#### [Alıştırma]
Aşağıdaki listenin tüm satırlarını hiç değiştirmeden alıntılayın, ancak resimleri yanıta dahil etmeyin.

────────────────

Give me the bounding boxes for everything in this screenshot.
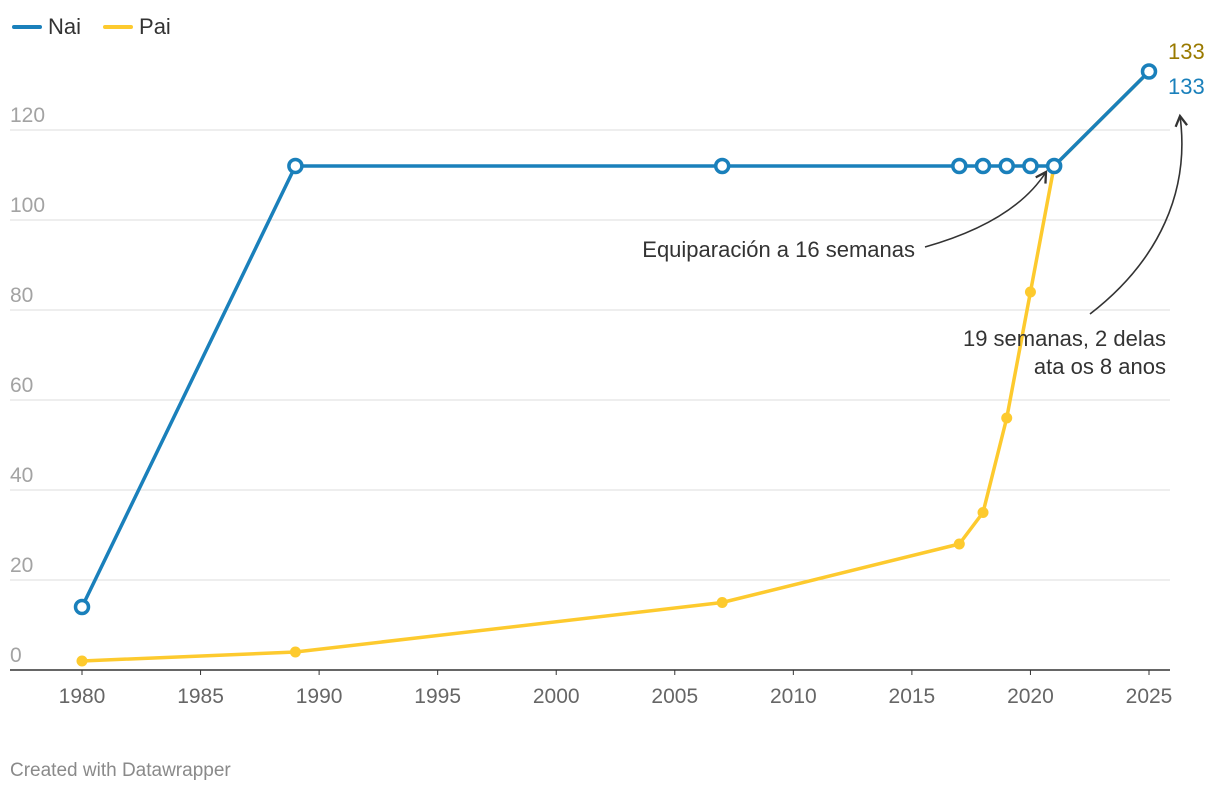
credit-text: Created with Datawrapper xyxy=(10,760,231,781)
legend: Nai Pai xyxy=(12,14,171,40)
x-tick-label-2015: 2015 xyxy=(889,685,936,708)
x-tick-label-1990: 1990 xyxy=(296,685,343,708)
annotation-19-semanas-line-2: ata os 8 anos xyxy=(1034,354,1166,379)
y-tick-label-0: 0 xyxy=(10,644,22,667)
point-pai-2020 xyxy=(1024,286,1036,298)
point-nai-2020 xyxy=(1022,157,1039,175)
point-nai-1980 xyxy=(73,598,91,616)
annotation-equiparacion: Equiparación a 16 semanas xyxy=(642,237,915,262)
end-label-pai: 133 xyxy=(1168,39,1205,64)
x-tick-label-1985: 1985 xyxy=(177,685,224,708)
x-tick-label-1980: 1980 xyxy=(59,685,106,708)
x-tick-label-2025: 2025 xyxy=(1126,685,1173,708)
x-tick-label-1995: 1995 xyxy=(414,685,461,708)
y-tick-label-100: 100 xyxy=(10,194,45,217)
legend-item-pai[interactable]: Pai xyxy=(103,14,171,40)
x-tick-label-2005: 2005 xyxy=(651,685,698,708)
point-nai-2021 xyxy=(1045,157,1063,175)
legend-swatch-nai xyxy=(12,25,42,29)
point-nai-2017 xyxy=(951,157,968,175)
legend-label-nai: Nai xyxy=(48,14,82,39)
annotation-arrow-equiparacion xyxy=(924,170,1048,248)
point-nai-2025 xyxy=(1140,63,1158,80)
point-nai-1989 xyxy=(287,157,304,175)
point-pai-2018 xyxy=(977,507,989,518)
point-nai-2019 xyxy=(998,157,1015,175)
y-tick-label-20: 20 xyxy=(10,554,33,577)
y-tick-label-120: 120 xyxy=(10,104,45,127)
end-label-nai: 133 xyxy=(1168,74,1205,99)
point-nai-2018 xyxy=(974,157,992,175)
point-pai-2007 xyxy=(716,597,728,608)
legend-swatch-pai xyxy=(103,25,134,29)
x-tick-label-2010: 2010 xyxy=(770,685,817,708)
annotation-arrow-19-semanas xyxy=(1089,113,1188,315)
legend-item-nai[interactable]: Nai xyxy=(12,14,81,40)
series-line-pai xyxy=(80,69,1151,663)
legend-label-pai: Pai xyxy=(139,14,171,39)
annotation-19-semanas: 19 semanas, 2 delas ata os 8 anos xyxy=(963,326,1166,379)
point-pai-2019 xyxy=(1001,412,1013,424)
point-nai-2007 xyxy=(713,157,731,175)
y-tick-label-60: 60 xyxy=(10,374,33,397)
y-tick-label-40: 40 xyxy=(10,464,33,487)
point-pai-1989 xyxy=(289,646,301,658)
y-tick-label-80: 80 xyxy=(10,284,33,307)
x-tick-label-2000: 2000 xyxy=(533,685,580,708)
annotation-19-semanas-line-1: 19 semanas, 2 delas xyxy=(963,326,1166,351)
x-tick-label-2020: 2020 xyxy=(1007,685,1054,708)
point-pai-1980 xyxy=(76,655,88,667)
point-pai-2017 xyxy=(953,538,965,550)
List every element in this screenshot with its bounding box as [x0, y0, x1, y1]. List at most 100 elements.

────────────────

#### [Alıştırma yanıtı]
Give me the bounding boxes for everything in this screenshot.
credit-text: Created with Datawrapper xyxy=(10,760,231,781)
legend: Nai Pai xyxy=(12,14,171,40)
x-tick-label-2015: 2015 xyxy=(889,685,936,708)
x-tick-label-1990: 1990 xyxy=(296,685,343,708)
annotation-19-semanas-line-2: ata os 8 anos xyxy=(1034,354,1166,379)
y-tick-label-0: 0 xyxy=(10,644,22,667)
point-pai-2020 xyxy=(1024,286,1036,298)
point-nai-2020 xyxy=(1022,157,1039,175)
point-nai-1980 xyxy=(73,598,91,616)
annotation-equiparacion: Equiparación a 16 semanas xyxy=(642,237,915,262)
end-label-pai: 133 xyxy=(1168,39,1205,64)
x-tick-label-1985: 1985 xyxy=(177,685,224,708)
x-tick-label-1980: 1980 xyxy=(59,685,106,708)
x-tick-label-2025: 2025 xyxy=(1126,685,1173,708)
x-tick-label-1995: 1995 xyxy=(414,685,461,708)
y-tick-label-100: 100 xyxy=(10,194,45,217)
legend-item-pai[interactable]: Pai xyxy=(103,14,171,40)
x-tick-label-2005: 2005 xyxy=(651,685,698,708)
point-nai-2021 xyxy=(1045,157,1063,175)
legend-swatch-nai xyxy=(12,25,42,29)
point-nai-2017 xyxy=(951,157,968,175)
legend-label-nai: Nai xyxy=(48,14,82,39)
annotation-arrow-equiparacion xyxy=(924,170,1048,248)
point-nai-2025 xyxy=(1140,63,1158,80)
point-nai-1989 xyxy=(287,157,304,175)
point-pai-2018 xyxy=(977,507,989,518)
point-nai-2019 xyxy=(998,157,1015,175)
y-tick-label-20: 20 xyxy=(10,554,33,577)
y-tick-label-120: 120 xyxy=(10,104,45,127)
end-label-nai: 133 xyxy=(1168,74,1205,99)
point-nai-2018 xyxy=(974,157,992,175)
point-pai-2007 xyxy=(716,597,728,608)
legend-swatch-pai xyxy=(103,25,134,29)
x-tick-label-2010: 2010 xyxy=(770,685,817,708)
annotation-arrow-19-semanas xyxy=(1089,113,1188,315)
legend-item-nai[interactable]: Nai xyxy=(12,14,81,40)
series-line-pai xyxy=(80,69,1151,663)
legend-label-pai: Pai xyxy=(139,14,171,39)
annotation-19-semanas: 19 semanas, 2 delas ata os 8 anos xyxy=(963,326,1166,379)
point-pai-2019 xyxy=(1001,412,1013,424)
point-nai-2007 xyxy=(713,157,731,175)
y-tick-label-60: 60 xyxy=(10,374,33,397)
y-tick-label-40: 40 xyxy=(10,464,33,487)
point-pai-1989 xyxy=(289,646,301,658)
y-tick-label-80: 80 xyxy=(10,284,33,307)
x-tick-label-2000: 2000 xyxy=(533,685,580,708)
annotation-19-semanas-line-1: 19 semanas, 2 delas xyxy=(963,326,1166,351)
x-tick-label-2020: 2020 xyxy=(1007,685,1054,708)
point-pai-1980 xyxy=(76,655,88,667)
point-pai-2017 xyxy=(953,538,965,550)
List every element in this screenshot with its bounding box as [x0, y0, x1, y1]. List at most 100 elements.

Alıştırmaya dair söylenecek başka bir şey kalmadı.